Task prompt:
Below are the records. List every line holding the word "chevron".
#### Data extract
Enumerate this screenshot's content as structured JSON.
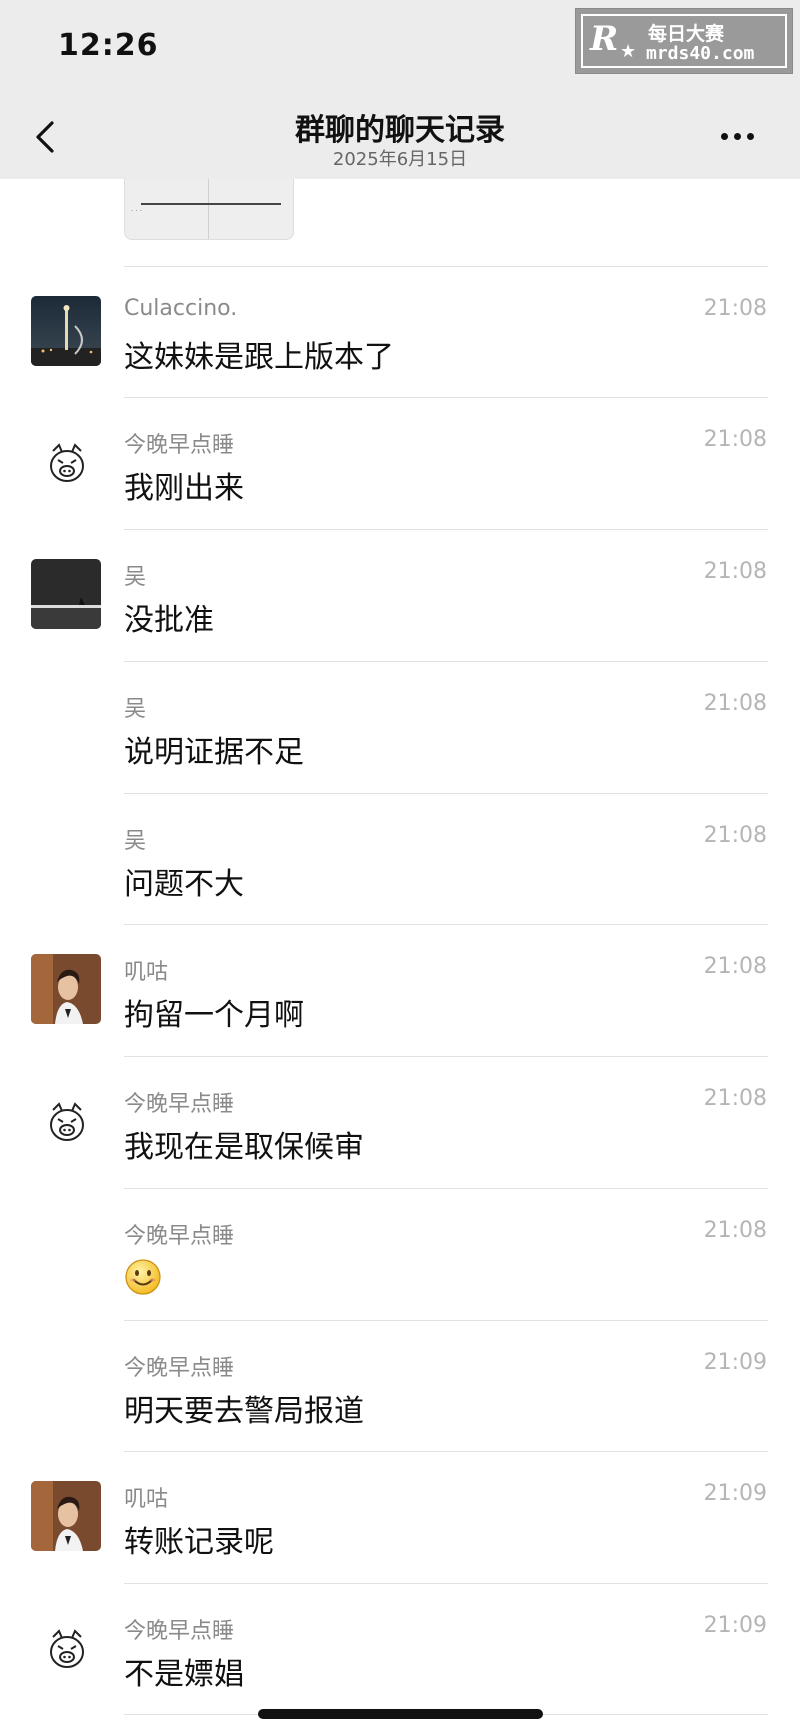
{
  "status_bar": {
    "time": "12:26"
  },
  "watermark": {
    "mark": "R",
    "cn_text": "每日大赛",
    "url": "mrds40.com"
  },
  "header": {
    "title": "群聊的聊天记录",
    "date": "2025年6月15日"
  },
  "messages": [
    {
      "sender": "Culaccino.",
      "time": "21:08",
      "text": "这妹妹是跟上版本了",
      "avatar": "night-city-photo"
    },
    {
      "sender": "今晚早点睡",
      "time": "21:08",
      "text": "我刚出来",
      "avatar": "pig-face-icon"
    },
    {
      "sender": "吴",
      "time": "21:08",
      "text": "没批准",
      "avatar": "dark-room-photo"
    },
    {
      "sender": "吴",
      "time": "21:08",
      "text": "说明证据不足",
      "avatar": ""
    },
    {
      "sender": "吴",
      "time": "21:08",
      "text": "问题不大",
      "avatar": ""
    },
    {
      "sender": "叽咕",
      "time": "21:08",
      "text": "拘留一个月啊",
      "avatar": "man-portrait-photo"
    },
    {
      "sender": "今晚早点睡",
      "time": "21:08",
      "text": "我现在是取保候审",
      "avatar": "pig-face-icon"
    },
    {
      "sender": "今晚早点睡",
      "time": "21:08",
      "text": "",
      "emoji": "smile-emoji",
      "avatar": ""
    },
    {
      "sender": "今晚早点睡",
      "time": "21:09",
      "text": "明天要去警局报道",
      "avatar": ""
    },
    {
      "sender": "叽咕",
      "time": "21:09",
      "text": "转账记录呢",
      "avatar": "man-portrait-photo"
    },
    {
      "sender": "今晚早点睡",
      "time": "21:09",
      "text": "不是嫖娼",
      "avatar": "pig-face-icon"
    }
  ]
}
########
#### Data extract
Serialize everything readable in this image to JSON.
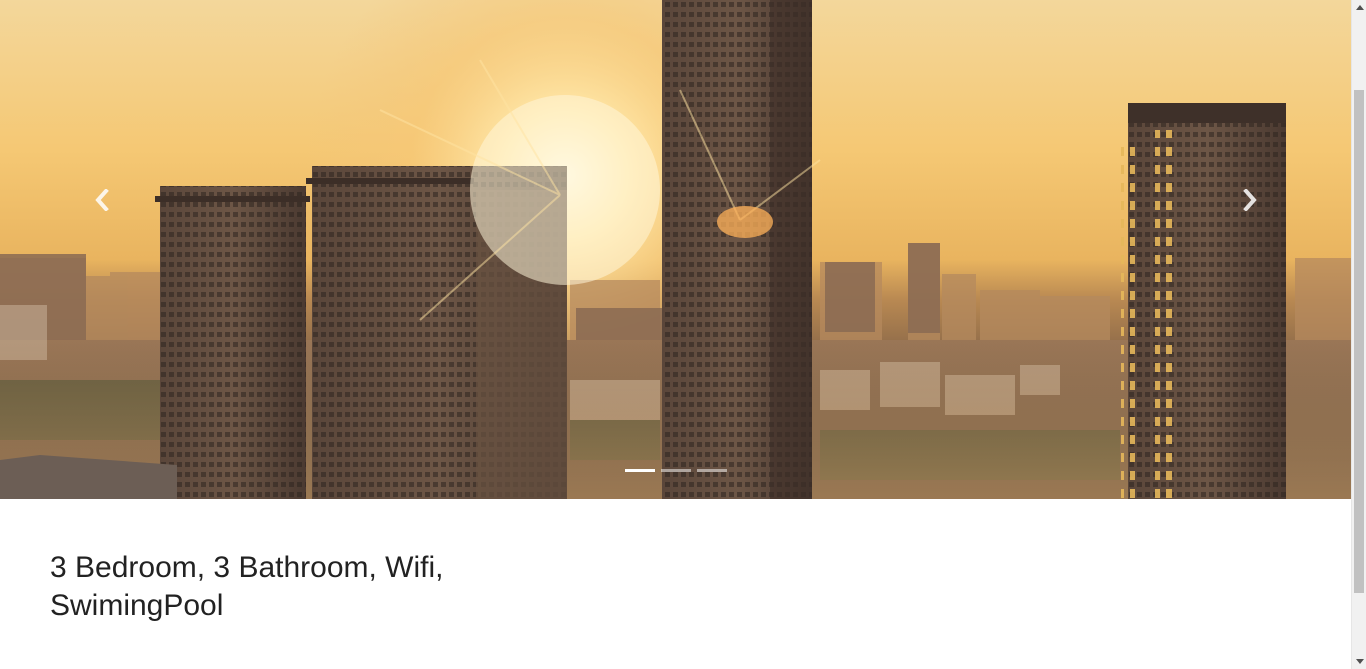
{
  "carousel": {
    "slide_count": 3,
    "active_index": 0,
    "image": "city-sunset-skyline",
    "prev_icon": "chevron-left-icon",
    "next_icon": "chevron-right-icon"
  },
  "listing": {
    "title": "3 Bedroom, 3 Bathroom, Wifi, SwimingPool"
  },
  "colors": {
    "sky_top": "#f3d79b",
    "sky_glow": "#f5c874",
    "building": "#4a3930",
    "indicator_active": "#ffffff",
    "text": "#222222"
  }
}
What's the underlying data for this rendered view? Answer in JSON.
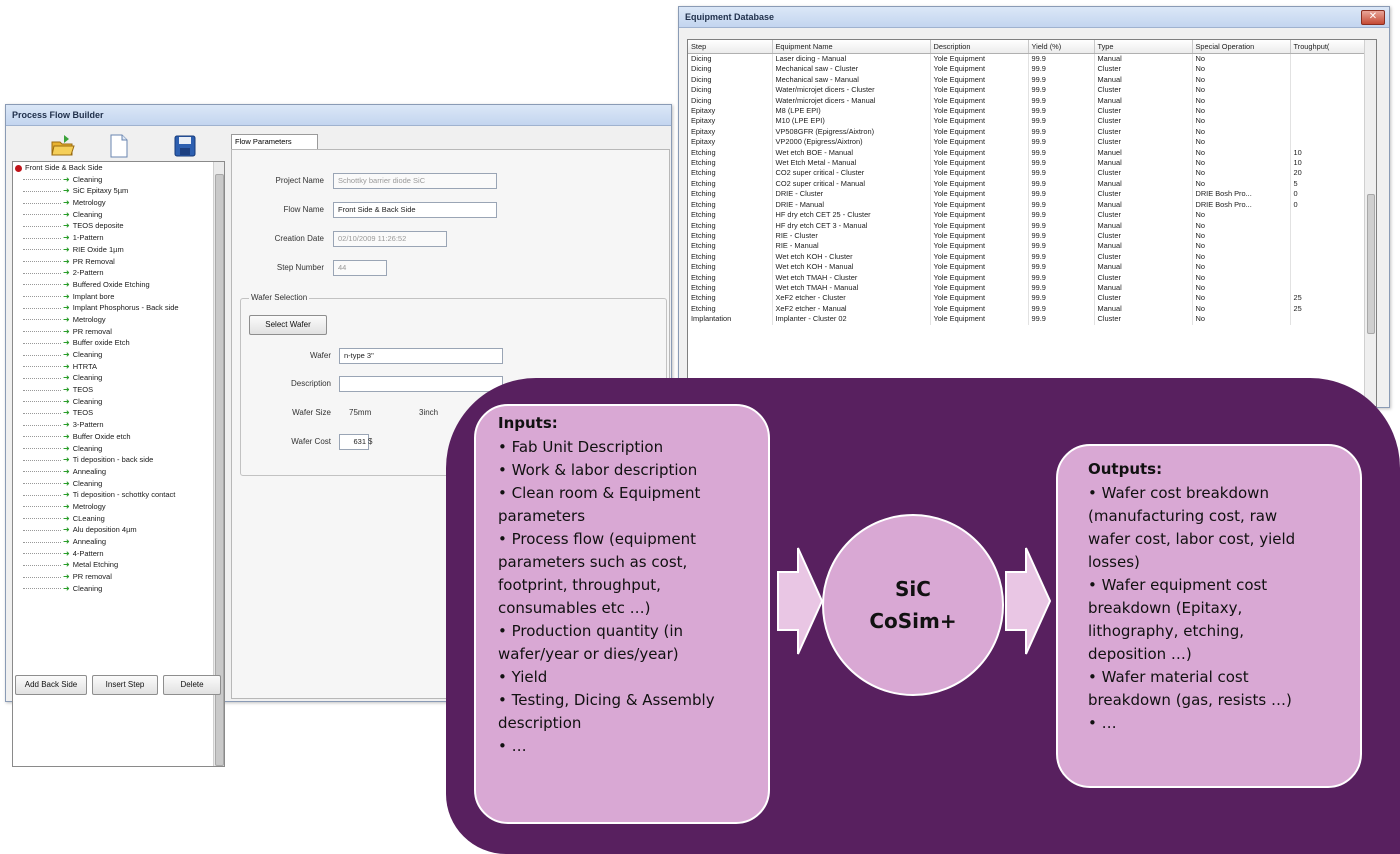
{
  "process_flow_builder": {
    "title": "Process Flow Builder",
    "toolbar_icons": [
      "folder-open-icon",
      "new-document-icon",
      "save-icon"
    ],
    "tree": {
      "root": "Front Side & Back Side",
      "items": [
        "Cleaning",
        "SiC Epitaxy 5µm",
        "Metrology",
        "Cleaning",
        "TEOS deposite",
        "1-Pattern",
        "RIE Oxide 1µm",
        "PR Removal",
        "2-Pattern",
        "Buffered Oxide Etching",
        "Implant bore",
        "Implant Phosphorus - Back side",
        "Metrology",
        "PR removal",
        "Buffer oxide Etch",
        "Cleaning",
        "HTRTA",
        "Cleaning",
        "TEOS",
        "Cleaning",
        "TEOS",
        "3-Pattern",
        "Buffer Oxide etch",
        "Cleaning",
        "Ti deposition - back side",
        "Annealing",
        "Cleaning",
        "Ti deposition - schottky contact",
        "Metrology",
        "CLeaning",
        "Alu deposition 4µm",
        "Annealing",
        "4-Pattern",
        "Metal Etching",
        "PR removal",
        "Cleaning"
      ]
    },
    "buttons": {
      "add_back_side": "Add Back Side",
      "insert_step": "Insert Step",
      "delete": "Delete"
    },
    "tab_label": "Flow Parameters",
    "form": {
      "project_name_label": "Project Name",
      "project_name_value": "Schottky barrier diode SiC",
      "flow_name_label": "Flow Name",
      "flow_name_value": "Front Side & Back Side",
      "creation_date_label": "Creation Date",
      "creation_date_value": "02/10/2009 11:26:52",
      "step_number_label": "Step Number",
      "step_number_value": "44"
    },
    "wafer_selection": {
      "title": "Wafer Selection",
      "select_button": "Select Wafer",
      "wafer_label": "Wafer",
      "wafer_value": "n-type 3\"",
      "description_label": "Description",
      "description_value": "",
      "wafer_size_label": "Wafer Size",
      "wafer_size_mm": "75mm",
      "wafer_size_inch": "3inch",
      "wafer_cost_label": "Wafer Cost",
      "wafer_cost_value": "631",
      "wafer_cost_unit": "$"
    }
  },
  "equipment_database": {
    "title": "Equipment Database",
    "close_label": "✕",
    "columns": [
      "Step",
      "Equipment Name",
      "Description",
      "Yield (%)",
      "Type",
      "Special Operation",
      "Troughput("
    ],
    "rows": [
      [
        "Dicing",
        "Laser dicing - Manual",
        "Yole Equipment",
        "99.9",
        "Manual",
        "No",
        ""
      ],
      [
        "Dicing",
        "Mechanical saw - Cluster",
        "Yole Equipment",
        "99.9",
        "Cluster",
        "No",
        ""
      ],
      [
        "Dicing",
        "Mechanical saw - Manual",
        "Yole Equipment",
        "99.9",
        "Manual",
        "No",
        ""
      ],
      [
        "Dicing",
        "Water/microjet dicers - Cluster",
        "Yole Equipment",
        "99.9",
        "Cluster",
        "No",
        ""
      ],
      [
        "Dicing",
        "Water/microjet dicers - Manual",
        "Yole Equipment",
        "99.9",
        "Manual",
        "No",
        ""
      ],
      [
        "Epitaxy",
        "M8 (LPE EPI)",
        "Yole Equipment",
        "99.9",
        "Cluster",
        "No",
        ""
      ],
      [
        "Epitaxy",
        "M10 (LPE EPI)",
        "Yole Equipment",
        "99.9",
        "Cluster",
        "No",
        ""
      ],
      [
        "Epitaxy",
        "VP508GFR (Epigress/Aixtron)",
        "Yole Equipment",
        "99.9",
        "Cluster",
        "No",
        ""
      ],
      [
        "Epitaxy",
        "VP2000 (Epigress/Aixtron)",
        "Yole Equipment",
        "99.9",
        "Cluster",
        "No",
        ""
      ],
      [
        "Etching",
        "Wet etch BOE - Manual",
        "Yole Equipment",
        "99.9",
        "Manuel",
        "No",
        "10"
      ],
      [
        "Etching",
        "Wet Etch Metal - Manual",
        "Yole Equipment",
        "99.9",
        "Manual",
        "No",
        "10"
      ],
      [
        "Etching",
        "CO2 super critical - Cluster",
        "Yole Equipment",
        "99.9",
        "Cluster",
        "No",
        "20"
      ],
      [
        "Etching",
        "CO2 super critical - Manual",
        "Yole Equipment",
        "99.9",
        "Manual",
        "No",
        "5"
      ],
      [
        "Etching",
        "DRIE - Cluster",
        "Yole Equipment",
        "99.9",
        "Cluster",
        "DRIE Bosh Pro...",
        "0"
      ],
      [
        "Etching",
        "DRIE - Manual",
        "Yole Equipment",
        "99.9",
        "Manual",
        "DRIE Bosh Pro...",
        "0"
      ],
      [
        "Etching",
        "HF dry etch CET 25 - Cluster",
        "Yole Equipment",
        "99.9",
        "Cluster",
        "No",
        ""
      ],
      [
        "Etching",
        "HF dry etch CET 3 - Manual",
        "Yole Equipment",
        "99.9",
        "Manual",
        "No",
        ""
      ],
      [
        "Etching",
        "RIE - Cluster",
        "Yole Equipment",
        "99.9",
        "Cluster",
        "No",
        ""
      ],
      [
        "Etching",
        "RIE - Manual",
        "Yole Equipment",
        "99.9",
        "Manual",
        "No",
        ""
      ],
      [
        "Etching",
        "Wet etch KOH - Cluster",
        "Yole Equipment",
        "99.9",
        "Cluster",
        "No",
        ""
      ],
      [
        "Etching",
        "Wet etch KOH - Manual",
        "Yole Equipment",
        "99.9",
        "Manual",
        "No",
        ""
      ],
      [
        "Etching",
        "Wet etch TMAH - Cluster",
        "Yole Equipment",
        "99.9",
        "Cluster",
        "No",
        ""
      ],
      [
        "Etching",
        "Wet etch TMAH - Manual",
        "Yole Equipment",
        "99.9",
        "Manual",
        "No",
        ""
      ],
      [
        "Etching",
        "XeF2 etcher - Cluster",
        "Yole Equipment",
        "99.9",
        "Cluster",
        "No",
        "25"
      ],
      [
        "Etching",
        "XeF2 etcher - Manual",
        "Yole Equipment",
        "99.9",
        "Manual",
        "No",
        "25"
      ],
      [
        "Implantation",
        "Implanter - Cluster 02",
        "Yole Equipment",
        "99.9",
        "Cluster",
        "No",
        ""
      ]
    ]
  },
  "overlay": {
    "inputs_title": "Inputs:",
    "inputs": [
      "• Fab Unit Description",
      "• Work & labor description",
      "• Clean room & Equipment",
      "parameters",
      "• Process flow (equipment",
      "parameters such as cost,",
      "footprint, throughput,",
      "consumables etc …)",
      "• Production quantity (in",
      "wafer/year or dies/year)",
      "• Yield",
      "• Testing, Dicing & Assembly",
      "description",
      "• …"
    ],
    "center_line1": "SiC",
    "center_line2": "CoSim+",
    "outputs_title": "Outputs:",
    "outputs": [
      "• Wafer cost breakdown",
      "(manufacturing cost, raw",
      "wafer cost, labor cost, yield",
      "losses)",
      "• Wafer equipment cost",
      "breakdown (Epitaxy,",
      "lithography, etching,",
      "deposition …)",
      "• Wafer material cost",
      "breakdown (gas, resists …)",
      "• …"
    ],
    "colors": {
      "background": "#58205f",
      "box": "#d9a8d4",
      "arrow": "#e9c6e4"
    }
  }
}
########
#### Data extract
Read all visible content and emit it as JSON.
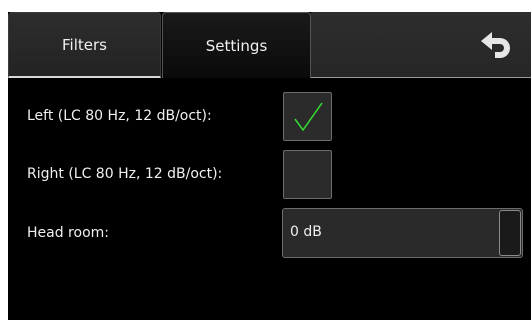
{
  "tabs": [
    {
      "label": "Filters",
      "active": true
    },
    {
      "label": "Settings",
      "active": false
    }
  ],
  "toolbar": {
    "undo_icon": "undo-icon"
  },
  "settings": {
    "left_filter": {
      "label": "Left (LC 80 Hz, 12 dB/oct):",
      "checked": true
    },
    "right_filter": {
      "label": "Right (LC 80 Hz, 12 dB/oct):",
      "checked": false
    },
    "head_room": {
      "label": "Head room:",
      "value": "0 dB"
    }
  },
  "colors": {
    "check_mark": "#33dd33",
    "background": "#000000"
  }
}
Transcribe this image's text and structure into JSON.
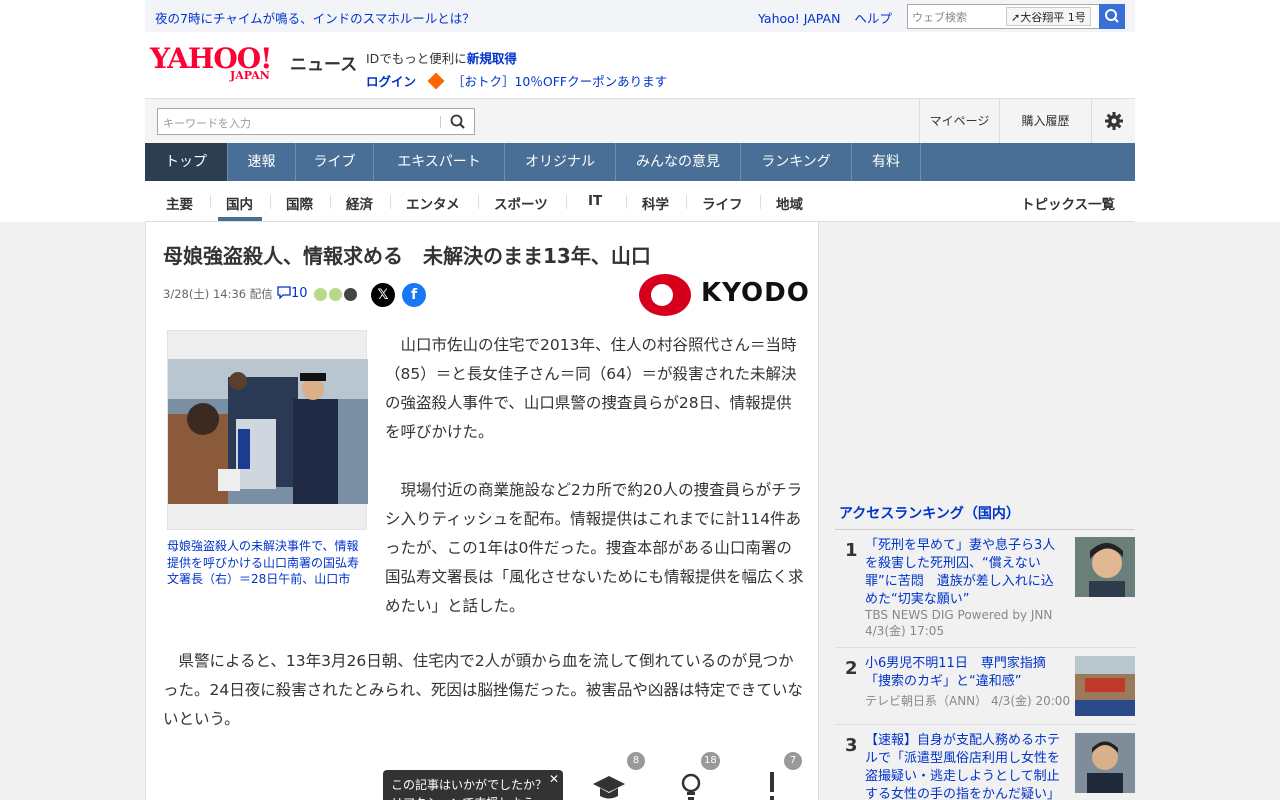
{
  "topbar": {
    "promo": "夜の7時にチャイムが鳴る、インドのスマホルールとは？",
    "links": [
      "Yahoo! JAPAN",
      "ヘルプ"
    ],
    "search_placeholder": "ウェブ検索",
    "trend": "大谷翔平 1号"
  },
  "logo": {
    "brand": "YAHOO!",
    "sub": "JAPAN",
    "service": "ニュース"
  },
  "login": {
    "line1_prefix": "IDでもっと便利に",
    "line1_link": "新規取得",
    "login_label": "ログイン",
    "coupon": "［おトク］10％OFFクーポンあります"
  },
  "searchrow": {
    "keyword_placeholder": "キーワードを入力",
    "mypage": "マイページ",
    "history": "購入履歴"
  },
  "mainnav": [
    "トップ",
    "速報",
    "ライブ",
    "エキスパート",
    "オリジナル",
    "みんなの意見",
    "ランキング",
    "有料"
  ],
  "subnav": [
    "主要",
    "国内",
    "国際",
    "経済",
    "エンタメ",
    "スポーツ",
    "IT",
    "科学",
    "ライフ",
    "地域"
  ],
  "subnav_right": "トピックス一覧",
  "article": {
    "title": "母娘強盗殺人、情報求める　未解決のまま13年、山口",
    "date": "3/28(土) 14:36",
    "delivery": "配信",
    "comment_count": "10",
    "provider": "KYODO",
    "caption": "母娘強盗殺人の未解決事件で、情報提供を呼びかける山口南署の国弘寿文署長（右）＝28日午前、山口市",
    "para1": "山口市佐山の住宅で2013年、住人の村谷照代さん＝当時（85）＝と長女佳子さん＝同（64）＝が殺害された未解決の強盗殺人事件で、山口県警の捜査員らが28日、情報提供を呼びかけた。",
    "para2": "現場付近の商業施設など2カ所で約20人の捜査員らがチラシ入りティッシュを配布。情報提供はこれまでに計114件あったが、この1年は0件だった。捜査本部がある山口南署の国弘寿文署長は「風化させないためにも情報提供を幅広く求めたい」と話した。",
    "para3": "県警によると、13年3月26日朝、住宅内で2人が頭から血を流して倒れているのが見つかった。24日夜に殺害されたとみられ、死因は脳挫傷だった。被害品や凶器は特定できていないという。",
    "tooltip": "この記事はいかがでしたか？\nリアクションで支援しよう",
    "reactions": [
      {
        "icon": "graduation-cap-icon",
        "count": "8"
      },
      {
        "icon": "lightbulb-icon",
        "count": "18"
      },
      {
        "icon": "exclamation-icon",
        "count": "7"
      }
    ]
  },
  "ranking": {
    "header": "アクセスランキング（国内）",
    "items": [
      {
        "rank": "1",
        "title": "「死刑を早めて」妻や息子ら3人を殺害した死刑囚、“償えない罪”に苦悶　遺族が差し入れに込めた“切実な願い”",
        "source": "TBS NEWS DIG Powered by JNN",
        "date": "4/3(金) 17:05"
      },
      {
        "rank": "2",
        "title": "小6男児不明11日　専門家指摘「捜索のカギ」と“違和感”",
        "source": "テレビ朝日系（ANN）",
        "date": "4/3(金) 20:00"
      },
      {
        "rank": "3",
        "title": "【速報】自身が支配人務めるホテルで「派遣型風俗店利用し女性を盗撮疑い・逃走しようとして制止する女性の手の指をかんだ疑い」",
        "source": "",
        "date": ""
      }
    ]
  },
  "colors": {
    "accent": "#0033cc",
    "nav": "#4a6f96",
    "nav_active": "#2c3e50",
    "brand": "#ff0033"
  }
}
########
Exercise result:
    "prev_icon": "chevron-left-icon",
    "next_icon": "chevron-right-icon"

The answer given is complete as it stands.